** WORK TO DO **
Copy the listing character for character, starting with its first line and going on through the line with "price-bar: [18, 168, 23, 195]". Include both of those lines.

** Region and label listings **
::::

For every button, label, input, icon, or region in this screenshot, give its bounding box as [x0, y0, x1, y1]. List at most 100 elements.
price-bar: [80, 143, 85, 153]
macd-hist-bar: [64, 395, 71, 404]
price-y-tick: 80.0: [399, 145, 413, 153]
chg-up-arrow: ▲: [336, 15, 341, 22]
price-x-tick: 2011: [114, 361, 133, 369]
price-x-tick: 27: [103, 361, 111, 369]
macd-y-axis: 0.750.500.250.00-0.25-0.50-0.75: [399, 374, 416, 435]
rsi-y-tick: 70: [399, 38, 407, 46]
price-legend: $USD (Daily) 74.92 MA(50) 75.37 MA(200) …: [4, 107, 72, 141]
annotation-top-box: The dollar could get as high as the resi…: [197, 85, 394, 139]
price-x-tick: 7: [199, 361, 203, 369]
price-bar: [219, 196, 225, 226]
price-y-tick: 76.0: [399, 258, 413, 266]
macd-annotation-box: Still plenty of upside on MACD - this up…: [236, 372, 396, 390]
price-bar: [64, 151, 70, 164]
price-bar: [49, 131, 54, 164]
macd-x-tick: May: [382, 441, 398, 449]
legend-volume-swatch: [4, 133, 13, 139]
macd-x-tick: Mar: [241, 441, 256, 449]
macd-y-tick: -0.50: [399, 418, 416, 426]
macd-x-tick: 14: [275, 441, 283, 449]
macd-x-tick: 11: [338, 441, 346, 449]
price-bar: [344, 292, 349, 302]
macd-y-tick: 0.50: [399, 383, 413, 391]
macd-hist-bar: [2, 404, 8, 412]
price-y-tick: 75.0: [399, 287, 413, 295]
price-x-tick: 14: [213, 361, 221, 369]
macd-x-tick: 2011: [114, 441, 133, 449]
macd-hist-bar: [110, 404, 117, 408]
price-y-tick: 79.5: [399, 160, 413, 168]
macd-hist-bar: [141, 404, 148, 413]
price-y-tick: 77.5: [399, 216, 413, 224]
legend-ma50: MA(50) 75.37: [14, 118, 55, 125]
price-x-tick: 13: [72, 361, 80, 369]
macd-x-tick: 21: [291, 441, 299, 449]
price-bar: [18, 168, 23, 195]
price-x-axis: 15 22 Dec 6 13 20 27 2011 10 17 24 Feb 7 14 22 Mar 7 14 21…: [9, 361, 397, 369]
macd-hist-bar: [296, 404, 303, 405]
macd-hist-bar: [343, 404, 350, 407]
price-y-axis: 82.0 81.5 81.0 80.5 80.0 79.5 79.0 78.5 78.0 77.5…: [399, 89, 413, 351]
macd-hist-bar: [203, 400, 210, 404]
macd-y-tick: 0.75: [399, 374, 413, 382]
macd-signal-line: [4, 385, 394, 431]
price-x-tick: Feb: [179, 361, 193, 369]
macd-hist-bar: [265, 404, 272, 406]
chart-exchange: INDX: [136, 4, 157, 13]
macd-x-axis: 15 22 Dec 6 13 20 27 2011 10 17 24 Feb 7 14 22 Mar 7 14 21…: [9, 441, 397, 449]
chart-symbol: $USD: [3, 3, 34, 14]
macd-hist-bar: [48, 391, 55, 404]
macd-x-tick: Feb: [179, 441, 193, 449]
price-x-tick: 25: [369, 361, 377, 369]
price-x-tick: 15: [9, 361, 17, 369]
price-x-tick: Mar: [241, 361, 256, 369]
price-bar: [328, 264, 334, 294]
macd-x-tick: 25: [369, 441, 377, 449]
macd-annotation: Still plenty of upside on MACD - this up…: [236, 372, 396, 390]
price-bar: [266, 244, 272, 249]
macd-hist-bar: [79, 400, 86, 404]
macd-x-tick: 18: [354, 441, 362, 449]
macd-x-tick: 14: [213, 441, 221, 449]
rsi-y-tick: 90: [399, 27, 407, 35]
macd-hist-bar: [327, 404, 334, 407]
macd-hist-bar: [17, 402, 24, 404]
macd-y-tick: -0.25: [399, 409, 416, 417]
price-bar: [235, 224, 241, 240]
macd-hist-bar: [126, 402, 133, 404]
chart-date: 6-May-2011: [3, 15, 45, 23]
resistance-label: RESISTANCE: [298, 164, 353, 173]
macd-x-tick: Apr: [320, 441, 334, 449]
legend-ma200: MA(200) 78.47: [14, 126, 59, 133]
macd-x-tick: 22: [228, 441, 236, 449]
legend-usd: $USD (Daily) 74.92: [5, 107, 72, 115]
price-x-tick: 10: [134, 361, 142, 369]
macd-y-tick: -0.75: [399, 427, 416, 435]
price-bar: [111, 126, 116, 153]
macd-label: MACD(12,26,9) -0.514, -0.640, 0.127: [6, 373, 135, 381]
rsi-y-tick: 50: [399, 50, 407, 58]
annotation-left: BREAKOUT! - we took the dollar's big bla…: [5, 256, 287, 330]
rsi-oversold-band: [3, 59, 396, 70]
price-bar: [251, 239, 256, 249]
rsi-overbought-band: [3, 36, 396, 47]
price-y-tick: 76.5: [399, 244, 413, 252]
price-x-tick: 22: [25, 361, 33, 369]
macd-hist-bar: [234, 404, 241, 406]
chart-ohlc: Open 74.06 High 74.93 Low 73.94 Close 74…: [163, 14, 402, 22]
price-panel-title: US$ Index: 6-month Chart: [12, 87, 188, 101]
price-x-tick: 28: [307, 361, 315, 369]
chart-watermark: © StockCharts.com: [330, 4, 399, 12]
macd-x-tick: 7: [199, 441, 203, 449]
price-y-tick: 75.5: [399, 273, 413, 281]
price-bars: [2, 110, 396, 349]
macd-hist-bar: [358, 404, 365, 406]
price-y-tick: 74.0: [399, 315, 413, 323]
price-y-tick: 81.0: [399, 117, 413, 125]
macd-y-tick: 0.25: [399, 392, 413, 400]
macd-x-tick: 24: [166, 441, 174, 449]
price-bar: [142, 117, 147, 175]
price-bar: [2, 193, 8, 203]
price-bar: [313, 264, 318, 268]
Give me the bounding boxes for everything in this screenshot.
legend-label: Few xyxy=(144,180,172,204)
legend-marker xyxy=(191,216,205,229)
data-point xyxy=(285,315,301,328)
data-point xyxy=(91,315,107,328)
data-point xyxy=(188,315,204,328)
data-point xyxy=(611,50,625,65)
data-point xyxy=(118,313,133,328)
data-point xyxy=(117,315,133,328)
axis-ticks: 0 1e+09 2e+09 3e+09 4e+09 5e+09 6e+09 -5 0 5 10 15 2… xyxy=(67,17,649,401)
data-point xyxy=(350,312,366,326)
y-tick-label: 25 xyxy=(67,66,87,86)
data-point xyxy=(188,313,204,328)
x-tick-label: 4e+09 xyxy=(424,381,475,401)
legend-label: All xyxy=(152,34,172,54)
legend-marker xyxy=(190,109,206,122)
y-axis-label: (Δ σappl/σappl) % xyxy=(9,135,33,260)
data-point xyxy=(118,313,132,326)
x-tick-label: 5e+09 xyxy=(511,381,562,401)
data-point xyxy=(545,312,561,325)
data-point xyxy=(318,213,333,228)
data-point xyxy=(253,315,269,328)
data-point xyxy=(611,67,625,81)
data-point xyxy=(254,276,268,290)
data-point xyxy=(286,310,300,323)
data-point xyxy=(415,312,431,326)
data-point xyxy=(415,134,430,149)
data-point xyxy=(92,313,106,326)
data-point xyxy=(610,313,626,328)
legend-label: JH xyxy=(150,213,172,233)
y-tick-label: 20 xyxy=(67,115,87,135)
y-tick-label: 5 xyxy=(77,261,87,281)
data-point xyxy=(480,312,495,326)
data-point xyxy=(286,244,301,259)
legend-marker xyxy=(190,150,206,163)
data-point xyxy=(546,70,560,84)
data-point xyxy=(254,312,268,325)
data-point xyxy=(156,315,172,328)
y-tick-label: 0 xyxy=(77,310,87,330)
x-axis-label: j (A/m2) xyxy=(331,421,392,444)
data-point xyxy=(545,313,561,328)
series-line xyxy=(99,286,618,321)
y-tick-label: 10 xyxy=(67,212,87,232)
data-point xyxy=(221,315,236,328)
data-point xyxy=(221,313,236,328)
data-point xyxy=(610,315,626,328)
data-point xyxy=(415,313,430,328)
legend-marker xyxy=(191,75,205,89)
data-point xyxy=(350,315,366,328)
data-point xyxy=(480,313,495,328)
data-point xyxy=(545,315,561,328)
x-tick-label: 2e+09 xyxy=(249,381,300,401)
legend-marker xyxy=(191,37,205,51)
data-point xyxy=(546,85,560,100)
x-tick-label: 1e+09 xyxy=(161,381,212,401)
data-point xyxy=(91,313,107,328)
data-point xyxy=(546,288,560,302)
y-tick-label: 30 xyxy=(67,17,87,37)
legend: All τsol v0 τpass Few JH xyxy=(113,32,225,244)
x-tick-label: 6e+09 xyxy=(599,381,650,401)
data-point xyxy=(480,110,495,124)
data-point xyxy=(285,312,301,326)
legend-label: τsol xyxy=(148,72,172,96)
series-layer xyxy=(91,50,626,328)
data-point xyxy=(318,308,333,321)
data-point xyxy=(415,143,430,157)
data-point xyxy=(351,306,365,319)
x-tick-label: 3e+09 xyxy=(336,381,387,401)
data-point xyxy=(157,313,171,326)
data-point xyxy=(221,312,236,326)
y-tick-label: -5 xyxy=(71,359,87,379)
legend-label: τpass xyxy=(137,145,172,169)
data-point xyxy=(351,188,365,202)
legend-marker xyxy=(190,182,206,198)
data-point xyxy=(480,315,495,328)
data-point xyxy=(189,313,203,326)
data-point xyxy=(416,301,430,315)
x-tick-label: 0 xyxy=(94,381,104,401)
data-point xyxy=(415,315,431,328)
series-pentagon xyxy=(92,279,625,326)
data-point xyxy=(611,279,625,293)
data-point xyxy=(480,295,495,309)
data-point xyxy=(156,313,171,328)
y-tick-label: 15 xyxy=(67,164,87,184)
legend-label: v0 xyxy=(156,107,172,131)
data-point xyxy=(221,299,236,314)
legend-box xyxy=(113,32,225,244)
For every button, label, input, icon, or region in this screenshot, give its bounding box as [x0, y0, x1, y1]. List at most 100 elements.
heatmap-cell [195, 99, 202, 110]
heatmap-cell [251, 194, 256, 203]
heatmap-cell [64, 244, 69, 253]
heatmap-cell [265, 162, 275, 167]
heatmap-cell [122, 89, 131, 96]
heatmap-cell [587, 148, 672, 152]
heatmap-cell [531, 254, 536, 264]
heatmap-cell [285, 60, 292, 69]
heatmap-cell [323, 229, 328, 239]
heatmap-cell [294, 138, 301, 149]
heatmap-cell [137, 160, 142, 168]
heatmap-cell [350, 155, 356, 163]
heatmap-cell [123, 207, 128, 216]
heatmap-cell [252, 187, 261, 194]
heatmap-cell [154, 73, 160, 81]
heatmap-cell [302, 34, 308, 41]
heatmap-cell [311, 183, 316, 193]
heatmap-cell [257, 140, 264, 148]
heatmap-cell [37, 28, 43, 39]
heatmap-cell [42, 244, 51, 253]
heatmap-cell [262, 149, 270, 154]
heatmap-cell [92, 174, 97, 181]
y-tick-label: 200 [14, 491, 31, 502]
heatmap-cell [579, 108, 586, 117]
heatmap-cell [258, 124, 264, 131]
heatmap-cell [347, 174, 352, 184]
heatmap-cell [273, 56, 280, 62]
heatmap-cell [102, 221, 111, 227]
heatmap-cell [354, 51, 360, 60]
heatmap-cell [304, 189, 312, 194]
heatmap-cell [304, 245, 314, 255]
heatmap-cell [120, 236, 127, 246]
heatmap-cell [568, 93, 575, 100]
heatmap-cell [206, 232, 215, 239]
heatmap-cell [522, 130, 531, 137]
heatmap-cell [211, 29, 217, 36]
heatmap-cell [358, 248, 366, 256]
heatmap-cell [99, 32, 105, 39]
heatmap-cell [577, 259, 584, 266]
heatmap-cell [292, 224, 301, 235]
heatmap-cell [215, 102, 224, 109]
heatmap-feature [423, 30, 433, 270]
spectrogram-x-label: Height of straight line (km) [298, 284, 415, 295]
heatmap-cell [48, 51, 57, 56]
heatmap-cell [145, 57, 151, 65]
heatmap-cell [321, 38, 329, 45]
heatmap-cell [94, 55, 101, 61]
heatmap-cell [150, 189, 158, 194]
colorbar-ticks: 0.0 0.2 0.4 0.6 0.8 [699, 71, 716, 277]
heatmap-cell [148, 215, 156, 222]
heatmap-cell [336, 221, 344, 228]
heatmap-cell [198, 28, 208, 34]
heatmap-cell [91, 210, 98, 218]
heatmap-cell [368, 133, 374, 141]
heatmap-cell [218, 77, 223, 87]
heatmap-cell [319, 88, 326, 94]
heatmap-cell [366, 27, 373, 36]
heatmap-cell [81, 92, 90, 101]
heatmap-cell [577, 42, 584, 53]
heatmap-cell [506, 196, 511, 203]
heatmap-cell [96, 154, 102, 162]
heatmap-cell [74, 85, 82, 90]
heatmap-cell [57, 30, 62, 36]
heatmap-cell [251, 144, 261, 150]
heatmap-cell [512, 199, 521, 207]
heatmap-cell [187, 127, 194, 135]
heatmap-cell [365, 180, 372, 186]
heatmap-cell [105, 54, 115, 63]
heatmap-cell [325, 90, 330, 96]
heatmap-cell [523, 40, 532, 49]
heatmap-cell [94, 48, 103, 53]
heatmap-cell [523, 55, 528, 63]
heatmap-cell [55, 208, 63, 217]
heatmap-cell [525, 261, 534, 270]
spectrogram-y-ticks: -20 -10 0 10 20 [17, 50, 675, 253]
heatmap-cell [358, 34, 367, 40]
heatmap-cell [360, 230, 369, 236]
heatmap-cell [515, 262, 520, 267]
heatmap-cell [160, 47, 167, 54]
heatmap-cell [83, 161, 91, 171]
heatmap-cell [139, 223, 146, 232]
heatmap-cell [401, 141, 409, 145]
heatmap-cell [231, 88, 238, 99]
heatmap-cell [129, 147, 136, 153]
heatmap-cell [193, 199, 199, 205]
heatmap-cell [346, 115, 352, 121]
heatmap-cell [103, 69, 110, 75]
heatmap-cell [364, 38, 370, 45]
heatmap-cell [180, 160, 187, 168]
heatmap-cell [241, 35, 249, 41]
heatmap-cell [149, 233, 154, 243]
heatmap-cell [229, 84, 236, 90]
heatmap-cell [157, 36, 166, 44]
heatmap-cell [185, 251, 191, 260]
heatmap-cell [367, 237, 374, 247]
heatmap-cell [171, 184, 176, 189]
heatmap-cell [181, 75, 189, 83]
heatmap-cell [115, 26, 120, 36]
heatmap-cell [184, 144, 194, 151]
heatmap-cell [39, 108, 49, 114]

::::

** SOLUTION TO THIS PROBLEM **
For every button, label, input, icon, or region in this screenshot, give its bounding box as [x0, y0, x1, y1]. List at most 100 elements.
price-bar: [80, 143, 85, 153]
macd-hist-bar: [64, 395, 71, 404]
price-y-tick: 80.0: [399, 145, 413, 153]
chg-up-arrow: ▲: [336, 15, 341, 22]
price-x-tick: 2011: [114, 361, 133, 369]
price-x-tick: 27: [103, 361, 111, 369]
macd-y-axis: 0.750.500.250.00-0.25-0.50-0.75: [399, 374, 416, 435]
rsi-y-tick: 70: [399, 38, 407, 46]
price-legend: $USD (Daily) 74.92 MA(50) 75.37 MA(200) …: [4, 107, 72, 141]
annotation-top-box: The dollar could get as high as the resi…: [197, 85, 394, 139]
price-x-tick: 7: [199, 361, 203, 369]
price-bar: [219, 196, 225, 226]
price-y-tick: 76.0: [399, 258, 413, 266]
macd-annotation-box: Still plenty of upside on MACD - this up…: [236, 372, 396, 390]
price-bar: [64, 151, 70, 164]
price-bar: [49, 131, 54, 164]
macd-x-tick: May: [382, 441, 398, 449]
legend-volume-swatch: [4, 133, 13, 139]
macd-x-tick: Mar: [241, 441, 256, 449]
macd-y-tick: -0.50: [399, 418, 416, 426]
macd-x-tick: 14: [275, 441, 283, 449]
macd-x-tick: 11: [338, 441, 346, 449]
price-bar: [344, 292, 349, 302]
macd-y-tick: 0.50: [399, 383, 413, 391]
macd-hist-bar: [2, 404, 8, 412]
price-y-tick: 75.0: [399, 287, 413, 295]
price-x-tick: 14: [213, 361, 221, 369]
macd-x-tick: 2011: [114, 441, 133, 449]
macd-hist-bar: [110, 404, 117, 408]
price-y-tick: 79.5: [399, 160, 413, 168]
macd-hist-bar: [141, 404, 148, 413]
price-y-tick: 77.5: [399, 216, 413, 224]
legend-ma50: MA(50) 75.37: [14, 118, 55, 125]
price-x-tick: 13: [72, 361, 80, 369]
macd-x-tick: 21: [291, 441, 299, 449]
price-bar: [18, 168, 23, 195]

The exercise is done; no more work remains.